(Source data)
---*---

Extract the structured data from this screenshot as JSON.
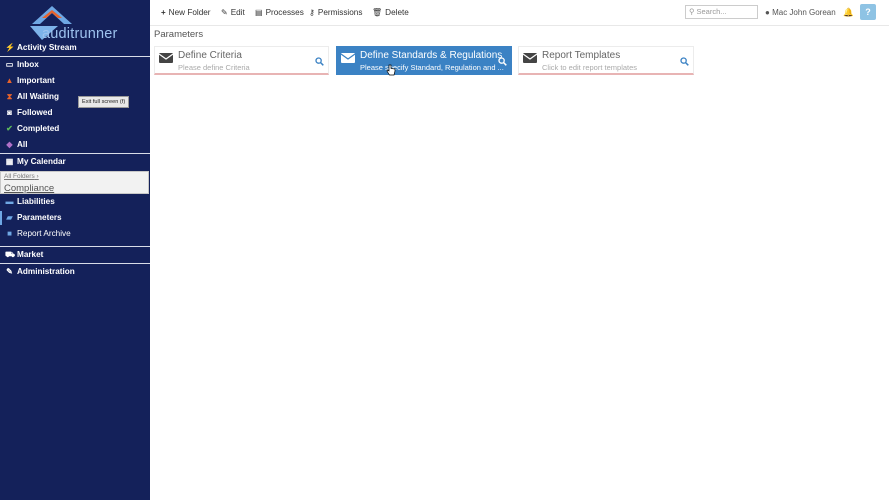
{
  "sidebar": {
    "logo_text": "auditrunner",
    "items": [
      {
        "label": "Activity Stream",
        "icon": "bolt-icon",
        "glyph": "⚡"
      },
      {
        "label": "Inbox",
        "icon": "inbox-icon",
        "glyph": "▭"
      },
      {
        "label": "Important",
        "icon": "warning-icon",
        "glyph": "▲"
      },
      {
        "label": "All Waiting",
        "icon": "hourglass-icon",
        "glyph": "⧗"
      },
      {
        "label": "Followed",
        "icon": "binoculars-icon",
        "glyph": "◙"
      },
      {
        "label": "Completed",
        "icon": "check-icon",
        "glyph": "✔"
      },
      {
        "label": "All",
        "icon": "tag-icon",
        "glyph": "◆"
      },
      {
        "label": "My Calendar",
        "icon": "calendar-icon",
        "glyph": "▦"
      },
      {
        "label": "Liabilities",
        "icon": "folder-icon",
        "glyph": "▬"
      },
      {
        "label": "Parameters",
        "icon": "folder-open-icon",
        "glyph": "▰"
      },
      {
        "label": "Report Archive",
        "icon": "archive-icon",
        "glyph": "■"
      },
      {
        "label": "Market",
        "icon": "cart-icon",
        "glyph": "⛟"
      },
      {
        "label": "Administration",
        "icon": "wrench-icon",
        "glyph": "✎"
      }
    ],
    "breadcrumb_root": "All Folders",
    "breadcrumb_sep": "›",
    "current_folder": "Compliance"
  },
  "tooltip": "Exit full screen (f)",
  "toolbar": {
    "new_folder": "New Folder",
    "edit": "Edit",
    "processes": "Processes",
    "permissions": "Permissions",
    "delete": "Delete",
    "search_placeholder": "Search...",
    "user_name": "Mac John Gorean",
    "help": "?"
  },
  "page_title": "Parameters",
  "cards": [
    {
      "title": "Define Criteria",
      "subtitle": "Please define Criteria",
      "active": false
    },
    {
      "title": "Define Standards & Regulations",
      "subtitle": "Please specify Standard, Regulation and ...",
      "active": true
    },
    {
      "title": "Report Templates",
      "subtitle": "Click to edit report templates",
      "active": false
    }
  ],
  "colors": {
    "sidebar_bg": "#14215a",
    "accent": "#3b82c4",
    "logo_orange": "#e8632b",
    "logo_blue": "#6fa8e4"
  }
}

---*---

Stated task: Every line of the data above should be quoted exactly. Omit the pictures.

Response to the exercise:
Extract the structured data from this screenshot as JSON.
{
  "sidebar": {
    "logo_text": "auditrunner",
    "items": [
      {
        "label": "Activity Stream",
        "icon": "bolt-icon",
        "glyph": "⚡"
      },
      {
        "label": "Inbox",
        "icon": "inbox-icon",
        "glyph": "▭"
      },
      {
        "label": "Important",
        "icon": "warning-icon",
        "glyph": "▲"
      },
      {
        "label": "All Waiting",
        "icon": "hourglass-icon",
        "glyph": "⧗"
      },
      {
        "label": "Followed",
        "icon": "binoculars-icon",
        "glyph": "◙"
      },
      {
        "label": "Completed",
        "icon": "check-icon",
        "glyph": "✔"
      },
      {
        "label": "All",
        "icon": "tag-icon",
        "glyph": "◆"
      },
      {
        "label": "My Calendar",
        "icon": "calendar-icon",
        "glyph": "▦"
      },
      {
        "label": "Liabilities",
        "icon": "folder-icon",
        "glyph": "▬"
      },
      {
        "label": "Parameters",
        "icon": "folder-open-icon",
        "glyph": "▰"
      },
      {
        "label": "Report Archive",
        "icon": "archive-icon",
        "glyph": "■"
      },
      {
        "label": "Market",
        "icon": "cart-icon",
        "glyph": "⛟"
      },
      {
        "label": "Administration",
        "icon": "wrench-icon",
        "glyph": "✎"
      }
    ],
    "breadcrumb_root": "All Folders",
    "breadcrumb_sep": "›",
    "current_folder": "Compliance"
  },
  "tooltip": "Exit full screen (f)",
  "toolbar": {
    "new_folder": "New Folder",
    "edit": "Edit",
    "processes": "Processes",
    "permissions": "Permissions",
    "delete": "Delete",
    "search_placeholder": "Search...",
    "user_name": "Mac John Gorean",
    "help": "?"
  },
  "page_title": "Parameters",
  "cards": [
    {
      "title": "Define Criteria",
      "subtitle": "Please define Criteria",
      "active": false
    },
    {
      "title": "Define Standards & Regulations",
      "subtitle": "Please specify Standard, Regulation and ...",
      "active": true
    },
    {
      "title": "Report Templates",
      "subtitle": "Click to edit report templates",
      "active": false
    }
  ],
  "colors": {
    "sidebar_bg": "#14215a",
    "accent": "#3b82c4",
    "logo_orange": "#e8632b",
    "logo_blue": "#6fa8e4"
  }
}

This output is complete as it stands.